-- BEGIN --
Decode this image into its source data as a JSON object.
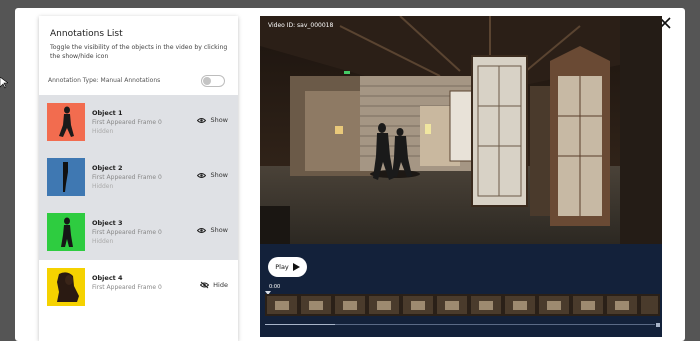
{
  "panel": {
    "title": "Annotations List",
    "description": "Toggle the visibility of the objects in the video by clicking the show/hide icon",
    "annotation_type_label": "Annotation Type: Manual Annotations",
    "toggle_on": false
  },
  "objects": [
    {
      "name": "Object 1",
      "first_frame": "First Appeared Frame 0",
      "status": "Hidden",
      "action": "Show",
      "color": "#f26c4f"
    },
    {
      "name": "Object 2",
      "first_frame": "First Appeared Frame 0",
      "status": "Hidden",
      "action": "Show",
      "color": "#3f78b2"
    },
    {
      "name": "Object 3",
      "first_frame": "First Appeared Frame 0",
      "status": "Hidden",
      "action": "Show",
      "color": "#2ecc40"
    },
    {
      "name": "Object 4",
      "first_frame": "First Appeared Frame 0",
      "status": "",
      "action": "Hide",
      "color": "#f5d200"
    }
  ],
  "video": {
    "id_label": "Video ID: sav_000018",
    "play_label": "Play",
    "timecode": "0:00",
    "progress": 0.18
  },
  "icons": {
    "close": "close-icon",
    "show": "eye-icon",
    "hide": "eye-slash-icon",
    "play": "play-icon"
  }
}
-- END --
-- TO DO --
Output an exact copy of the material, with the pictures removed.

-- OUTPUT OF THE EXERCISE --
Decode this image into its source data as a JSON object.
{
  "panel": {
    "title": "Annotations List",
    "description": "Toggle the visibility of the objects in the video by clicking the show/hide icon",
    "annotation_type_label": "Annotation Type: Manual Annotations",
    "toggle_on": false
  },
  "objects": [
    {
      "name": "Object 1",
      "first_frame": "First Appeared Frame 0",
      "status": "Hidden",
      "action": "Show",
      "color": "#f26c4f"
    },
    {
      "name": "Object 2",
      "first_frame": "First Appeared Frame 0",
      "status": "Hidden",
      "action": "Show",
      "color": "#3f78b2"
    },
    {
      "name": "Object 3",
      "first_frame": "First Appeared Frame 0",
      "status": "Hidden",
      "action": "Show",
      "color": "#2ecc40"
    },
    {
      "name": "Object 4",
      "first_frame": "First Appeared Frame 0",
      "status": "",
      "action": "Hide",
      "color": "#f5d200"
    }
  ],
  "video": {
    "id_label": "Video ID: sav_000018",
    "play_label": "Play",
    "timecode": "0:00",
    "progress": 0.18
  },
  "icons": {
    "close": "close-icon",
    "show": "eye-icon",
    "hide": "eye-slash-icon",
    "play": "play-icon"
  }
}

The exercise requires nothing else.